To do: Copy out the listing that follows exactly, dropping every picture.

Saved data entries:
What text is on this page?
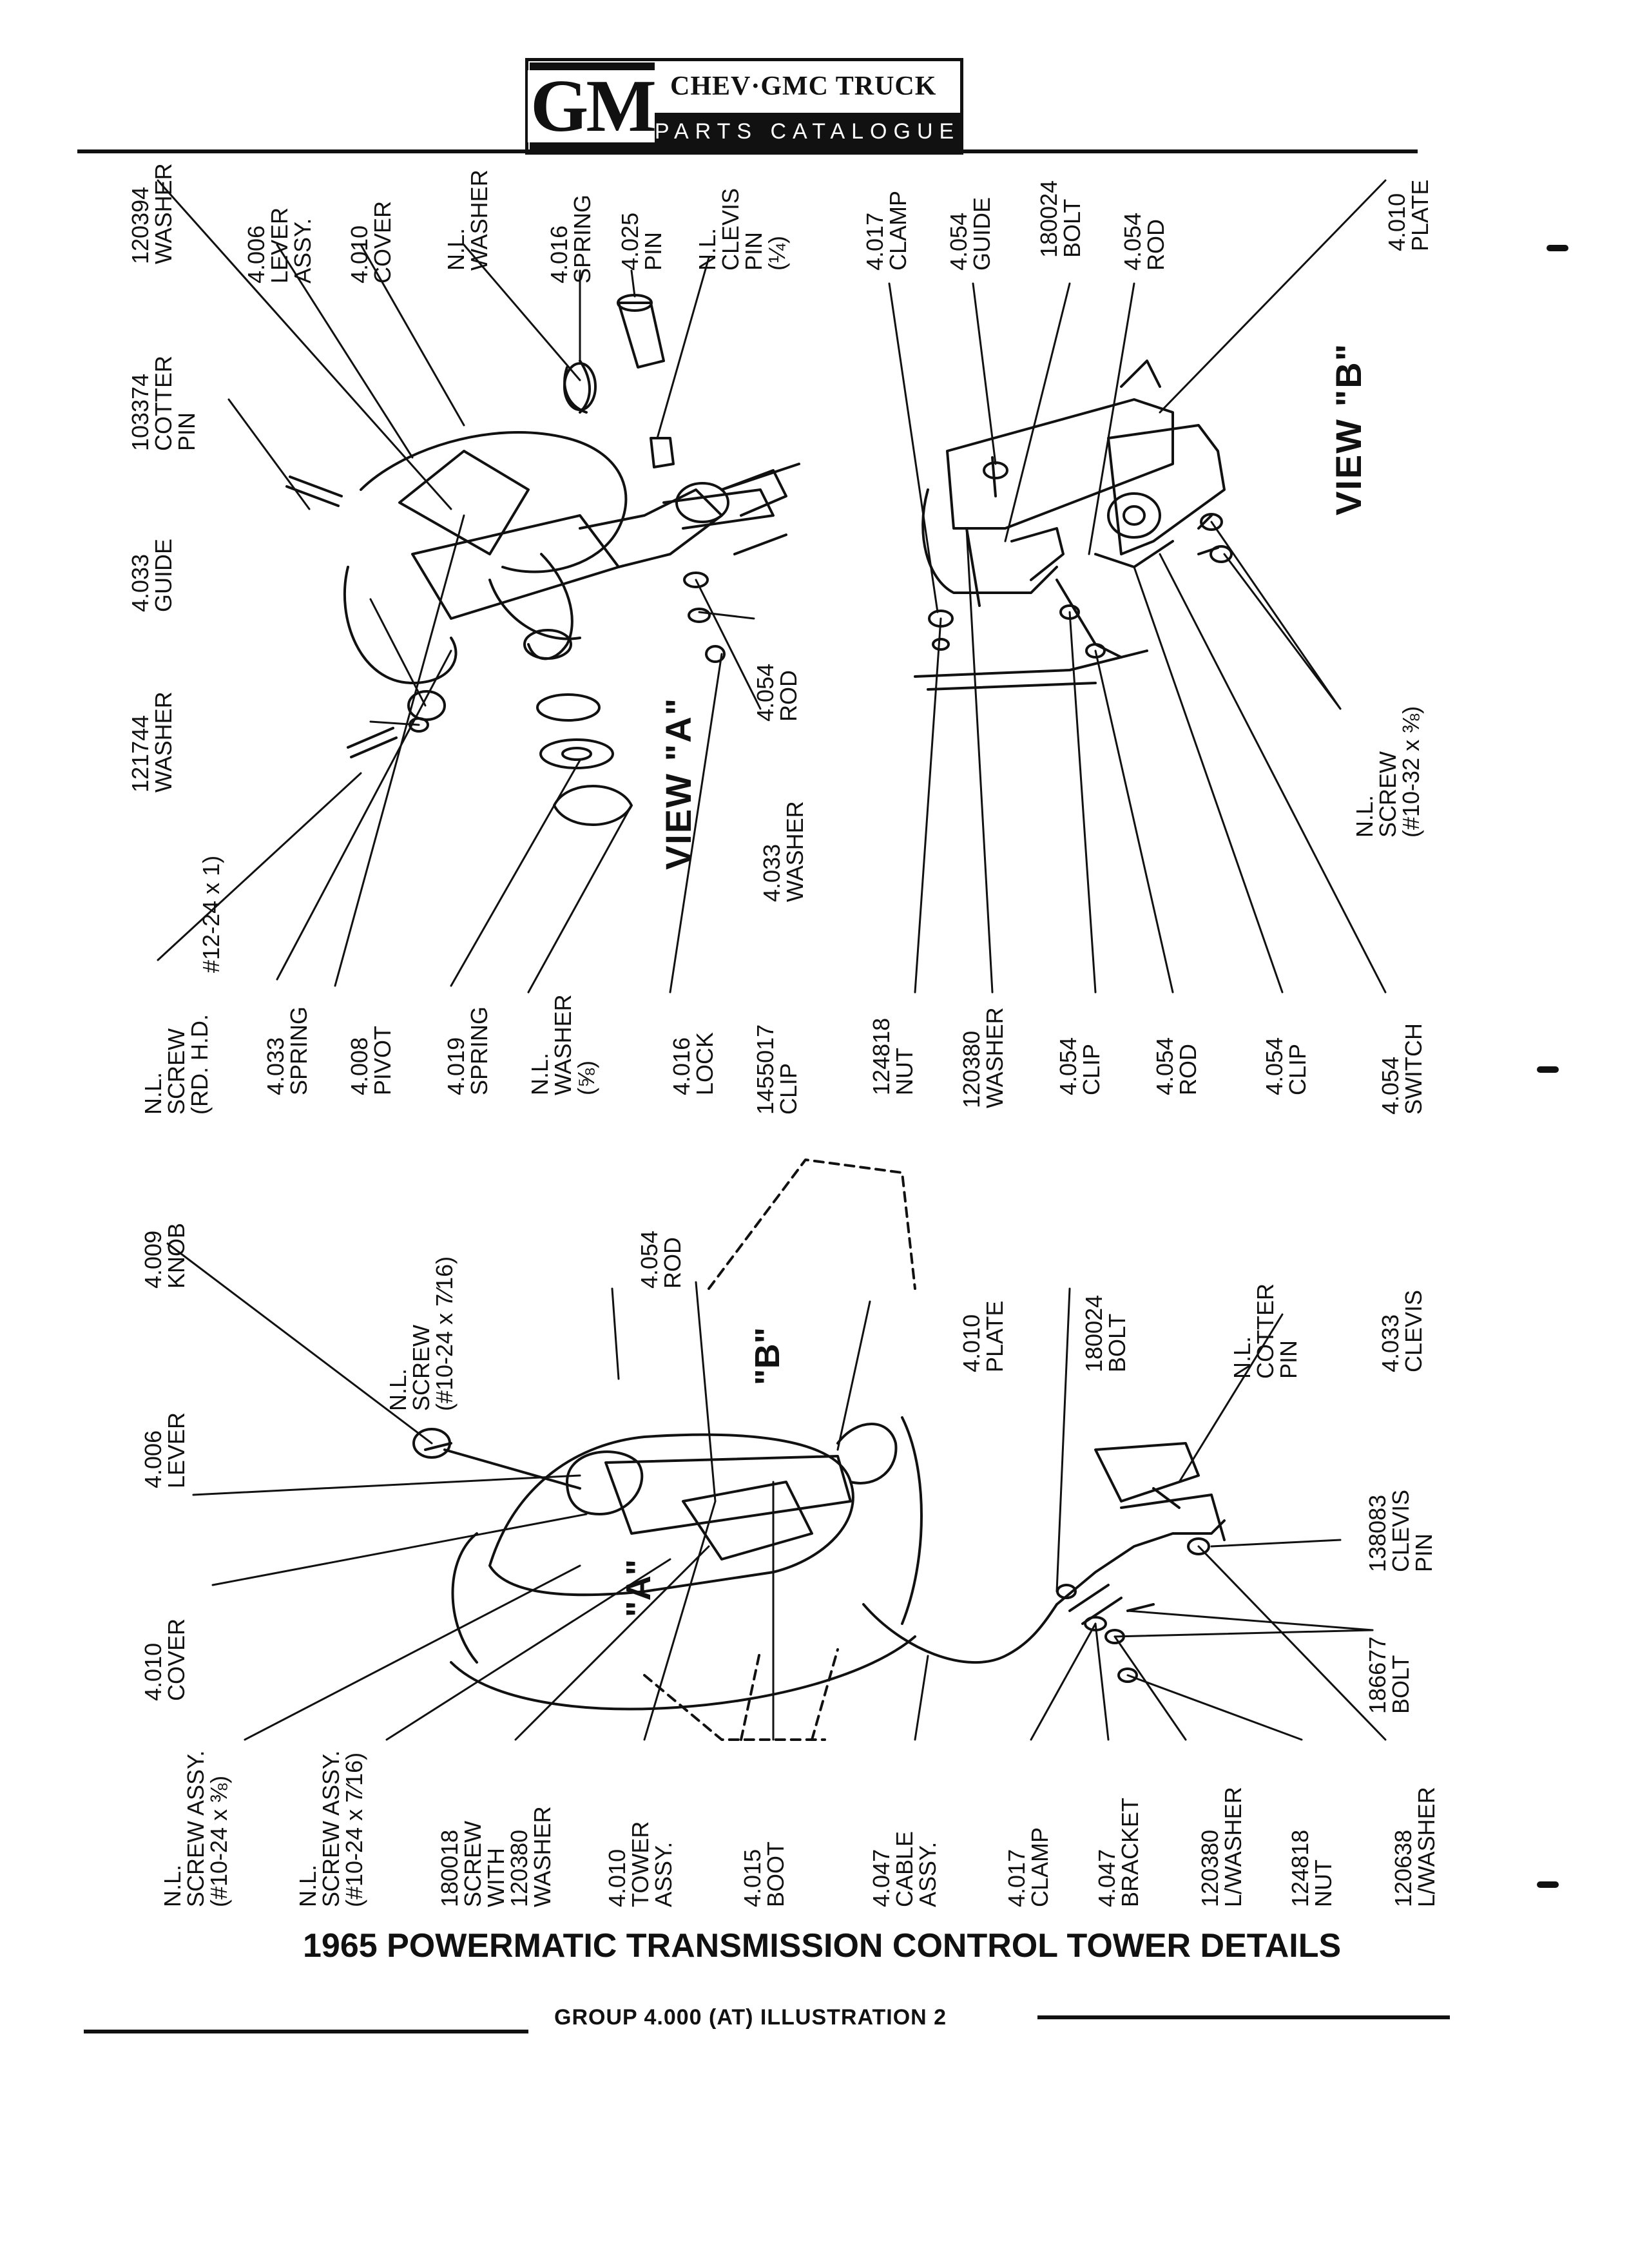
GM CHEV·GMC TRUCK
PARTS CATALOGUE
120394
WASHER	4.006
LEVER
ASSY. 4.010
COVER N.L.
WASHER 4.016
SPRING 4.025
PIN N.L.
CLEVIS
PIN
(¼)
103374
COTTER
PIN
4.033
GUIDE
121744
WASHER
#12-24 x 1)
4.054
ROD
4.033
WASHER
N.L.
SCREW
(RD. H.D. 4.033
SPRING 4.008
PIVOT 4.019
SPRING N.L.
WASHER
(⅝)	4.016
LOCK 1455017
CLIP
VIEW "A"
VIEW "B"
4.017
CLAMP 4.054
GUIDE 180024
BOLT 4.054
ROD	4.010
PLATE
N.L.
SCREW
(#10-32 x ⅜)
124818
NUT 120380
WASHER 4.054
CLIP 4.054
ROD	4.054
CLIP	4.054
SWITCH
4.009
KNOB
N.L.
SCREW
(#10-24 x 7⁄16)	4.054
ROD
4.010
PLATE	180024
BOLT	N.L.
COTTER
PIN	4.033
CLEVIS
4.006
LEVER
4.010
COVER
138083
CLEVIS
PIN
186677
BOLT
N.L.
SCREW ASSY.
(#10-24 x ⅜)	N.L.
SCREW ASSY.
(#10-24 x 7⁄16)	180018
SCREW
WITH
120380
WASHER 4.010
TOWER
ASSY.	4.015
BOOT	4.047
CABLE
ASSY.	4.017
CLAMP 4.047
BRACKET 120380
L/WASHER 124818
NUT 120638
L/WASHER
"A"
"B"
1965 POWERMATIC TRANSMISSION CONTROL TOWER DETAILS
GROUP 4.000 (AT) ILLUSTRATION 2
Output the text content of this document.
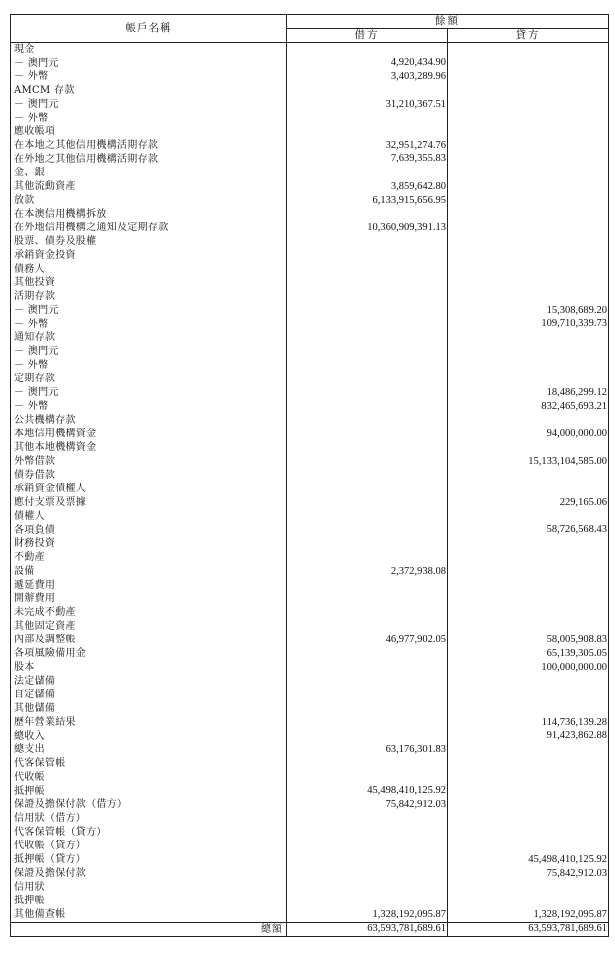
帳戶名稱	餘額	
	借方	貸方
現金		
－ 澳門元	4,920,434.90	
－ 外幣	3,403,289.96	
AMCM 存款		
－ 澳門元	31,210,367.51	
－ 外幣		
應收帳項		
在本地之其他信用機構活期存款	32,951,274.76	
在外地之其他信用機構活期存款	7,639,355.83	
金、銀		
其他流動資產	3,859,642.80	
放款	6,133,915,656.95	
在本澳信用機構拆放		
在外地信用機構之通知及定期存款	10,360,909,391.13	
股票、債券及股權		
承銷資金投資		
債務人		
其他投資		
活期存款		
－ 澳門元		15,308,689.20
－ 外幣		109,710,339.73
通知存款		
－ 澳門元		
－ 外幣		
定期存款		
－ 澳門元		18,486,299.12
－ 外幣		832,465,693.21
公共機構存款		
本地信用機構資金		94,000,000.00
其他本地機構資金		
外幣借款		15,133,104,585.00
債券借款		
承銷資金債權人		
應付支票及票據		229,165.06
債權人		
各項負債		58,726,568.43
財務投資		
不動產		
設備	2,372,938.08	
遞延費用		
開辦費用		
未完成不動產		
其他固定資產		
內部及調整帳	46,977,902.05	58,005,908.83
各項風險備用金		65,139,305.05
股本		100,000,000.00
法定儲備		
自定儲備		
其他儲備		
歷年營業結果		114,736,139.28
總收入		91,423,862.88
總支出	63,176,301.83	
代客保管帳		
代收帳		
抵押帳	45,498,410,125.92	
保證及擔保付款（借方）	75,842,912.03	
信用狀（借方）		
代客保管帳（貸方）		
代收帳（貸方）		
抵押帳（貸方）		45,498,410,125.92
保證及擔保付款		75,842,912.03
信用狀		
抵押帳		
其他備查帳	1,328,192,095.87	1,328,192,095.87
總額	63,593,781,689.61	63,593,781,689.61
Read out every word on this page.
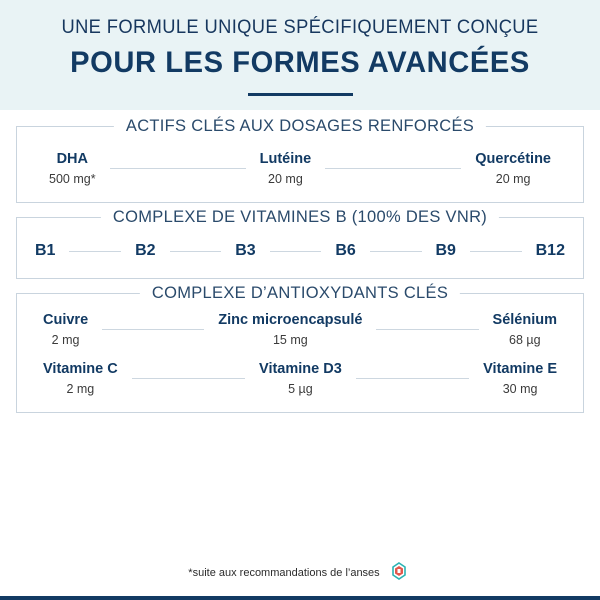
UNE FORMULE UNIQUE SPÉCIFIQUEMENT CONÇUE
POUR LES FORMES AVANCÉES
ACTIFS CLÉS AUX DOSAGES RENFORCÉS
DHA
500 mg*
Lutéine
20 mg
Quercétine
20 mg
COMPLEXE DE VITAMINES B (100% DES VNR)
B1	B2	B3	B6	B9	B12
COMPLEXE D’ANTIOXYDANTS CLÉS
Cuivre
2 mg
Zinc microencapsulé
15 mg
Sélénium
68 µg
Vitamine C
2 mg
Vitamine D3
5 µg
Vitamine E
30 mg
*suite aux recommandations de l’anses
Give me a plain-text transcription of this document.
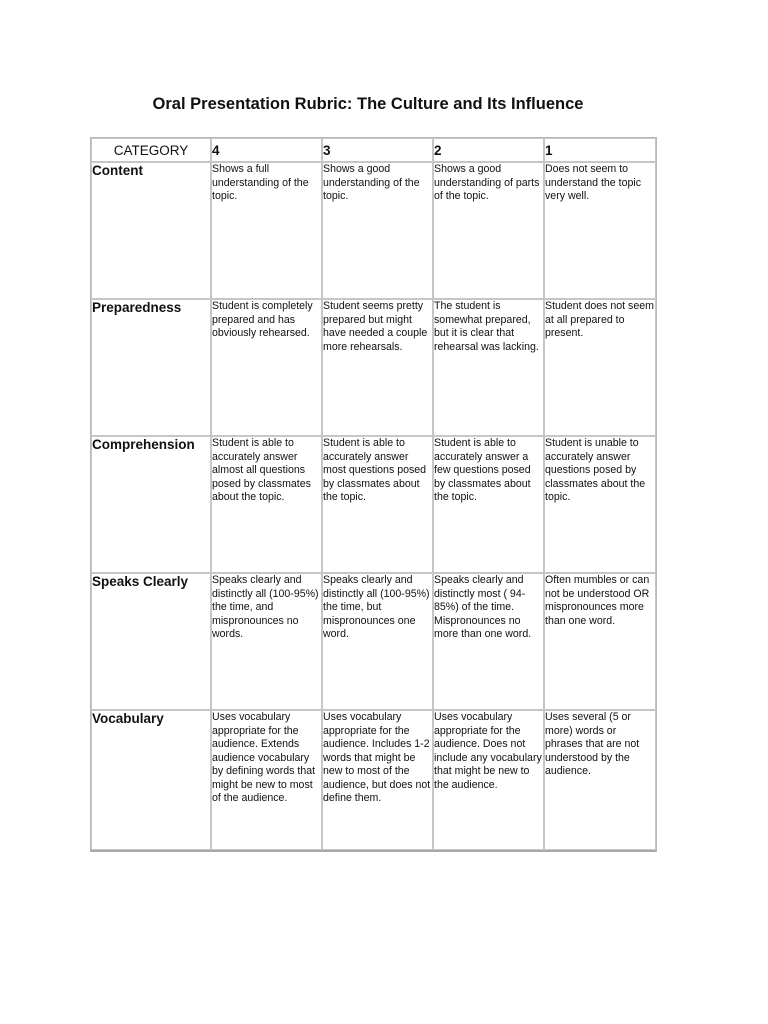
Oral Presentation Rubric: The Culture and Its Influence
CATEGORY	4	3	2	1
Content	Shows a full understanding of the topic.	Shows a good understanding of the topic.	Shows a good understanding of parts of the topic.	Does not seem to understand the topic very well.
Preparedness	Student is completely prepared and has obviously rehearsed.	Student seems pretty prepared but might have needed a couple more rehearsals.	The student is somewhat prepared, but it is clear that rehearsal was lacking.	Student does not seem at all prepared to present.
Comprehension	Student is able to accurately answer almost all questions posed by classmates about the topic.	Student is able to accurately answer most questions posed by classmates about the topic.	Student is able to accurately answer a few questions posed by classmates about the topic.	Student is unable to accurately answer questions posed by classmates about the topic.
Speaks Clearly	Speaks clearly and distinctly all (100-95%) the time, and mispronounces no words.	Speaks clearly and distinctly all (100-95%) the time, but mispronounces one word.	Speaks clearly and distinctly most ( 94-85%) of the time. Mispronounces no more than one word.	Often mumbles or can not be understood OR mispronounces more than one word.
Vocabulary	Uses vocabulary appropriate for the audience. Extends audience vocabulary by defining words that might be new to most of the audience.	Uses vocabulary appropriate for the audience. Includes 1-2 words that might be new to most of the audience, but does not define them.	Uses vocabulary appropriate for the audience. Does not include any vocabulary that might be new to the audience.	Uses several (5 or more) words or phrases that are not understood by the audience.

Expected answer:
What text is on this page?
GM CHEV·GMC TRUCK
PARTS CATALOGUE
120394
WASHER	4.006
LEVER
ASSY. 4.010
COVER N.L.
WASHER 4.016
SPRING 4.025
PIN N.L.
CLEVIS
PIN
(¼)
103374
COTTER
PIN
4.033
GUIDE
121744
WASHER
#12-24 x 1)
4.054
ROD
4.033
WASHER
N.L.
SCREW
(RD. H.D. 4.033
SPRING 4.008
PIVOT 4.019
SPRING N.L.
WASHER
(⅝)	4.016
LOCK 1455017
CLIP
VIEW "A"
VIEW "B"
4.017
CLAMP 4.054
GUIDE 180024
BOLT 4.054
ROD	4.010
PLATE
N.L.
SCREW
(#10-32 x ⅜)
124818
NUT 120380
WASHER 4.054
CLIP 4.054
ROD	4.054
CLIP	4.054
SWITCH
4.009
KNOB
N.L.
SCREW
(#10-24 x 7⁄16)	4.054
ROD
4.010
PLATE	180024
BOLT	N.L.
COTTER
PIN	4.033
CLEVIS
4.006
LEVER
4.010
COVER
138083
CLEVIS
PIN
186677
BOLT
N.L.
SCREW ASSY.
(#10-24 x ⅜)	N.L.
SCREW ASSY.
(#10-24 x 7⁄16)	180018
SCREW
WITH
120380
WASHER 4.010
TOWER
ASSY.	4.015
BOOT	4.047
CABLE
ASSY.	4.017
CLAMP 4.047
BRACKET 120380
L/WASHER 124818
NUT 120638
L/WASHER
"A"
"B"
1965 POWERMATIC TRANSMISSION CONTROL TOWER DETAILS
GROUP 4.000 (AT) ILLUSTRATION 2
Output the text content of this document.
帳戶名稱	餘額	
	借方	貸方
現金		
－ 澳門元	4,920,434.90	
－ 外幣	3,403,289.96	
AMCM 存款		
－ 澳門元	31,210,367.51	
－ 外幣		
應收帳項		
在本地之其他信用機構活期存款	32,951,274.76	
在外地之其他信用機構活期存款	7,639,355.83	
金、銀		
其他流動資產	3,859,642.80	
放款	6,133,915,656.95	
在本澳信用機構拆放		
在外地信用機構之通知及定期存款	10,360,909,391.13	
股票、債券及股權		
承銷資金投資		
債務人		
其他投資		
活期存款		
－ 澳門元		15,308,689.20
－ 外幣		109,710,339.73
通知存款		
－ 澳門元		
－ 外幣		
定期存款		
－ 澳門元		18,486,299.12
－ 外幣		832,465,693.21
公共機構存款		
本地信用機構資金		94,000,000.00
其他本地機構資金		
外幣借款		15,133,104,585.00
債券借款		
承銷資金債權人		
應付支票及票據		229,165.06
債權人		
各項負債		58,726,568.43
財務投資		
不動產		
設備	2,372,938.08	
遞延費用		
開辦費用		
未完成不動產		
其他固定資產		
內部及調整帳	46,977,902.05	58,005,908.83
各項風險備用金		65,139,305.05
股本		100,000,000.00
法定儲備		
自定儲備		
其他儲備		
歷年營業結果		114,736,139.28
總收入		91,423,862.88
總支出	63,176,301.83	
代客保管帳		
代收帳		
抵押帳	45,498,410,125.92	
保證及擔保付款（借方）	75,842,912.03	
信用狀（借方）		
代客保管帳（貸方）		
代收帳（貸方）		
抵押帳（貸方）		45,498,410,125.92
保證及擔保付款		75,842,912.03
信用狀		
抵押帳		
其他備查帳	1,328,192,095.87	1,328,192,095.87
總額	63,593,781,689.61	63,593,781,689.61
Read out every word on this page.
UNE FORMULE UNIQUE SPÉCIFIQUEMENT CONÇUE
POUR LES FORMES AVANCÉES
ACTIFS CLÉS AUX DOSAGES RENFORCÉS
DHA
500 mg*
Lutéine
20 mg
Quercétine
20 mg
COMPLEXE DE VITAMINES B (100% DES VNR)
B1	B2	B3	B6	B9	B12
COMPLEXE D’ANTIOXYDANTS CLÉS
Cuivre
2 mg
Zinc microencapsulé
15 mg
Sélénium
68 µg
Vitamine C
2 mg
Vitamine D3
5 µg
Vitamine E
30 mg
*suite aux recommandations de l’anses
Give me a plain-text transcription of this document.
Oral Presentation Rubric: The Culture and Its Influence
CATEGORY	4	3	2	1
Content	Shows a full understanding of the topic.	Shows a good understanding of the topic.	Shows a good understanding of parts of the topic.	Does not seem to understand the topic very well.
Preparedness	Student is completely prepared and has obviously rehearsed.	Student seems pretty prepared but might have needed a couple more rehearsals.	The student is somewhat prepared, but it is clear that rehearsal was lacking.	Student does not seem at all prepared to present.
Comprehension	Student is able to accurately answer almost all questions posed by classmates about the topic.	Student is able to accurately answer most questions posed by classmates about the topic.	Student is able to accurately answer a few questions posed by classmates about the topic.	Student is unable to accurately answer questions posed by classmates about the topic.
Speaks Clearly	Speaks clearly and distinctly all (100-95%) the time, and mispronounces no words.	Speaks clearly and distinctly all (100-95%) the time, but mispronounces one word.	Speaks clearly and distinctly most ( 94-85%) of the time. Mispronounces no more than one word.	Often mumbles or can not be understood OR mispronounces more than one word.
Vocabulary	Uses vocabulary appropriate for the audience. Extends audience vocabulary by defining words that might be new to most of the audience.	Uses vocabulary appropriate for the audience. Includes 1-2 words that might be new to most of the audience, but does not define them.	Uses vocabulary appropriate for the audience. Does not include any vocabulary that might be new to the audience.	Uses several (5 or more) words or phrases that are not understood by the audience.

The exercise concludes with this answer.